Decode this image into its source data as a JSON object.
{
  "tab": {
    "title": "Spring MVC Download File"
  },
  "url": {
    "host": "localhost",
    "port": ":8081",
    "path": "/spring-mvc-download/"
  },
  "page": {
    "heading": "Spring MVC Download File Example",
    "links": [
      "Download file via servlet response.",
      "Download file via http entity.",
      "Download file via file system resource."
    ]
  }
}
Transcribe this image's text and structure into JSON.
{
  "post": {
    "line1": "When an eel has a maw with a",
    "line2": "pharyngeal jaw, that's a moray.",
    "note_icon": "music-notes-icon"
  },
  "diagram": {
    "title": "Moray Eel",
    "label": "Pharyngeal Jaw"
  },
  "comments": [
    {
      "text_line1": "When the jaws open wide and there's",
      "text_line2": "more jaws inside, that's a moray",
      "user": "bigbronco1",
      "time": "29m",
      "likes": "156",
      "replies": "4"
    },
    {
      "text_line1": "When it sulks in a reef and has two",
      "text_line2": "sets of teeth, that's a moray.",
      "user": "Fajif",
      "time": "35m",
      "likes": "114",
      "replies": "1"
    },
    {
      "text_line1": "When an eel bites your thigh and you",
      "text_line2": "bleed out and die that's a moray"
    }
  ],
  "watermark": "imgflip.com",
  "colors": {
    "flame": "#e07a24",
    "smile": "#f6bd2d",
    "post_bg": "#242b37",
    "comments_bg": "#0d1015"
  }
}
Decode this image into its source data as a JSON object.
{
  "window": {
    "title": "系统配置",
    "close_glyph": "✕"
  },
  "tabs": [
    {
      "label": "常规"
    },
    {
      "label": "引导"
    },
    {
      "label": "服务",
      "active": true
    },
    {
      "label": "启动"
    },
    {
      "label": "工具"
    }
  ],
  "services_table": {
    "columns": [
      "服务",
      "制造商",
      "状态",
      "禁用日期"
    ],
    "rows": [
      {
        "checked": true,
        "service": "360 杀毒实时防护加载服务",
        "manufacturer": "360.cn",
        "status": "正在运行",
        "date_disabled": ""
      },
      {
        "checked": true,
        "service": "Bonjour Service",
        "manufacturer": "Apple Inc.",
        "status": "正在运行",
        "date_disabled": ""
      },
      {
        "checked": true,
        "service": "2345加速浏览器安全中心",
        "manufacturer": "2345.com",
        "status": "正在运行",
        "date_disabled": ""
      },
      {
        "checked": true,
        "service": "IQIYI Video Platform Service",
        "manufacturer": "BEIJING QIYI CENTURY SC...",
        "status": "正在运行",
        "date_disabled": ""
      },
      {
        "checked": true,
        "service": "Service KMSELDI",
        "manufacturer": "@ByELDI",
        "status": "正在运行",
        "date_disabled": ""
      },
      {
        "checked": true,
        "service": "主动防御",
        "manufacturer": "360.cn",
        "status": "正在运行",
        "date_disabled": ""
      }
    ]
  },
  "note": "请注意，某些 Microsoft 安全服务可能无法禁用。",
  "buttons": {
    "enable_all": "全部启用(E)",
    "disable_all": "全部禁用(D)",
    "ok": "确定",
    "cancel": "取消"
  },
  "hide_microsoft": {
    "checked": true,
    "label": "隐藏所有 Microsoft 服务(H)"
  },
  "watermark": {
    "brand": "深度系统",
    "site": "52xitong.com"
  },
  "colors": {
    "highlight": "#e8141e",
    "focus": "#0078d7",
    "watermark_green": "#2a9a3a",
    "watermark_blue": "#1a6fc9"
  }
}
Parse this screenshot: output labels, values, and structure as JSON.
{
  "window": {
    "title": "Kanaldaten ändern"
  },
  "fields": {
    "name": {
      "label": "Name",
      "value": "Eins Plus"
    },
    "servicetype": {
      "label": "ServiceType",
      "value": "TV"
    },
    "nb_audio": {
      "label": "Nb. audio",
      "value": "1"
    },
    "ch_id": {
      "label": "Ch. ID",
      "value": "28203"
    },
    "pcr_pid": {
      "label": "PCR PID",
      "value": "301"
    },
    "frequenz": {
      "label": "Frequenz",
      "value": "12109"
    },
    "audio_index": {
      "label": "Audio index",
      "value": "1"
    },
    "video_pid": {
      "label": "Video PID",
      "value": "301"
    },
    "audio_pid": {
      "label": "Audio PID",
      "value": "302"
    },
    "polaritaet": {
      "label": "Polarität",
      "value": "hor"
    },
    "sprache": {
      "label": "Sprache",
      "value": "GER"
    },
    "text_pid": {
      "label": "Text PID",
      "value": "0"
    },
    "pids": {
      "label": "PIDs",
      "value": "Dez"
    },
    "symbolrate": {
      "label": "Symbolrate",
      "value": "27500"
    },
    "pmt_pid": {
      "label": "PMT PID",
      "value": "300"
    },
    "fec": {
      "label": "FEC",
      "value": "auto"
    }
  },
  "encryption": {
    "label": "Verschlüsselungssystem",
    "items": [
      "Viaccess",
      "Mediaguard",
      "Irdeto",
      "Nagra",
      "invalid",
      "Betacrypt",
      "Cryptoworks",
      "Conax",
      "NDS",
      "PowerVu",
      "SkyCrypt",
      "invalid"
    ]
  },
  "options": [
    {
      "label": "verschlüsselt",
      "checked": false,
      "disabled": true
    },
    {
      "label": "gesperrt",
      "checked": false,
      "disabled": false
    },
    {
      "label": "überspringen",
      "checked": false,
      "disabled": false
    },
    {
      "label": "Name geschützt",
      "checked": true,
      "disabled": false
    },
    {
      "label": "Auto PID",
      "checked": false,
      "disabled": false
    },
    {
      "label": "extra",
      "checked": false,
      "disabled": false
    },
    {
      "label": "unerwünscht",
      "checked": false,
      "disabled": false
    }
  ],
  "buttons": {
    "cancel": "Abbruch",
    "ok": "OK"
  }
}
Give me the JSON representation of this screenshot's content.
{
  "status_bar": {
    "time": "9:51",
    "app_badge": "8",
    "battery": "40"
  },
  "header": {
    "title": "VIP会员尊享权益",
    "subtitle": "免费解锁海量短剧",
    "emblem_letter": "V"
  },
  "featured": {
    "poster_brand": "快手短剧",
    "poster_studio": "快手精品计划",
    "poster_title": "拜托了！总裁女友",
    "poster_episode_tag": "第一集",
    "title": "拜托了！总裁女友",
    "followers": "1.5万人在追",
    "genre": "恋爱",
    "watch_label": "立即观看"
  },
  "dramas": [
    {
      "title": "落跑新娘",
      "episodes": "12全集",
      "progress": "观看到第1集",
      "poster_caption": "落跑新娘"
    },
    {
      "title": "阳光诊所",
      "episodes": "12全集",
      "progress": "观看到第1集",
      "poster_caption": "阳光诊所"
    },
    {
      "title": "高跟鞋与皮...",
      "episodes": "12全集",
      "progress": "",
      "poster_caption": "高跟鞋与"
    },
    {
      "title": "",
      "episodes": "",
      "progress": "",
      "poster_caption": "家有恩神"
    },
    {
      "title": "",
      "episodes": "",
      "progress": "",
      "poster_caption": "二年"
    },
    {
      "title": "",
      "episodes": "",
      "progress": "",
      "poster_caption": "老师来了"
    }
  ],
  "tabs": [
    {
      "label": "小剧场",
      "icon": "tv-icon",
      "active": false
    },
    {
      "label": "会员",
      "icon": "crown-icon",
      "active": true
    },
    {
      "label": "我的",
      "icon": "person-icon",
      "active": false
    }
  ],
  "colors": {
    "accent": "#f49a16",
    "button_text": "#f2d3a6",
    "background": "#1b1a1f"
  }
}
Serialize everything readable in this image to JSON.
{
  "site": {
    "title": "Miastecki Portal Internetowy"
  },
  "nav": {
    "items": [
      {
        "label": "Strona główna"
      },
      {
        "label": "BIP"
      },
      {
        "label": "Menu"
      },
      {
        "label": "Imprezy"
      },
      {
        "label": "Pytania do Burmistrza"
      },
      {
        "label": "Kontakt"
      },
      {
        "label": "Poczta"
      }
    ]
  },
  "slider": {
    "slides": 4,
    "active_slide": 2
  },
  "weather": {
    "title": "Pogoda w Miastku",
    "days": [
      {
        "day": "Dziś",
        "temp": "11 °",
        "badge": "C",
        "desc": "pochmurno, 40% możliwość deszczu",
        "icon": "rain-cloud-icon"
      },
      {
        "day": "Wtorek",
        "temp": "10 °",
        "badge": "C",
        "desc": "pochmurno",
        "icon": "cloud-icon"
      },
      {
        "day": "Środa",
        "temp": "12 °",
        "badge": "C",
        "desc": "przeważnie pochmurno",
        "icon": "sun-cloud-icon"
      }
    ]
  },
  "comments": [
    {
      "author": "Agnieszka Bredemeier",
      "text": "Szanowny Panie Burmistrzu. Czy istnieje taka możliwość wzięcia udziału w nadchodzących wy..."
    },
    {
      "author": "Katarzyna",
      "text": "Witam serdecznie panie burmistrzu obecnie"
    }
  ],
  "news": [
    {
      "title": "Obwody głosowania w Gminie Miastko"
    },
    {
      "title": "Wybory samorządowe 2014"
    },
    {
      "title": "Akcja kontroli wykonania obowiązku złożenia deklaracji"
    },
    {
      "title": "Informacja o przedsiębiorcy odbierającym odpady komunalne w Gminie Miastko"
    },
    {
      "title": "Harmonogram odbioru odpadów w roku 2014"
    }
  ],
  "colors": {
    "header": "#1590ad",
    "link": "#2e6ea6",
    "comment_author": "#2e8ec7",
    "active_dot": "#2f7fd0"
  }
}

# Problem details
Copy all lines from the entries that contain the word "pochmurno".

# Solution for this exercise
        "desc": "pochmurno, 40% możliwość deszczu",
        "desc": "pochmurno",
        "desc": "przeważnie pochmurno",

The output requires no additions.